> **Stated task**
Gather each line of the records where "Imacec" appears.

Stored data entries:
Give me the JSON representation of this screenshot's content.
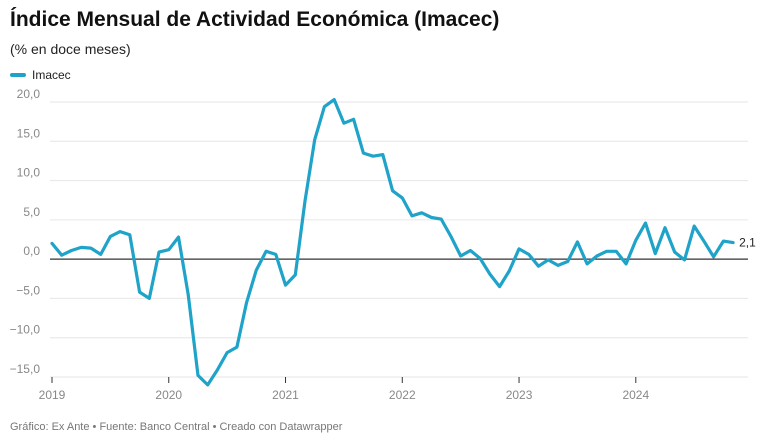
{
  "title": "Índice Mensual de Actividad Económica (Imacec)",
  "subtitle": "(% en doce meses)",
  "footer": "Gráfico: Ex Ante • Fuente: Banco Central • Creado con Datawrapper",
  "colors": {
    "series": "#1fa3c9",
    "grid": "#e6e6e6",
    "zero": "#333333"
  },
  "chart_data": {
    "type": "line",
    "series": [
      {
        "name": "Imacec",
        "x_start": "2019-01",
        "values": [
          2.0,
          0.5,
          1.1,
          1.5,
          1.4,
          0.6,
          2.9,
          3.5,
          3.1,
          -4.2,
          -5.0,
          0.9,
          1.2,
          2.8,
          -4.5,
          -14.8,
          -16.0,
          -14.1,
          -11.9,
          -11.2,
          -5.5,
          -1.4,
          1.0,
          0.6,
          -3.3,
          -2.0,
          7.4,
          15.2,
          19.4,
          20.3,
          17.3,
          17.8,
          13.5,
          13.1,
          13.3,
          8.7,
          7.8,
          5.5,
          5.9,
          5.3,
          5.1,
          2.9,
          0.4,
          1.1,
          0.1,
          -1.9,
          -3.5,
          -1.5,
          1.3,
          0.6,
          -0.9,
          -0.1,
          -0.8,
          -0.3,
          2.2,
          -0.6,
          0.4,
          1.0,
          1.0,
          -0.6,
          2.4,
          4.6,
          0.7,
          4.0,
          0.9,
          -0.1,
          4.2,
          2.3,
          0.3,
          2.3,
          2.1
        ]
      }
    ],
    "end_label": "2,1",
    "x_ticks": [
      "2019",
      "2020",
      "2021",
      "2022",
      "2023",
      "2024"
    ],
    "y_ticks": [
      "20,0",
      "15,0",
      "10,0",
      "5,0",
      "0,0",
      "−5,0",
      "−10,0",
      "−15,0"
    ],
    "y_tick_values": [
      20,
      15,
      10,
      5,
      0,
      -5,
      -10,
      -15
    ],
    "ylim": [
      -16.5,
      20.5
    ],
    "grid": true
  }
}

> **The solution**
  "title": "Índice Mensual de Actividad Económica (Imacec)",
        "name": "Imacec",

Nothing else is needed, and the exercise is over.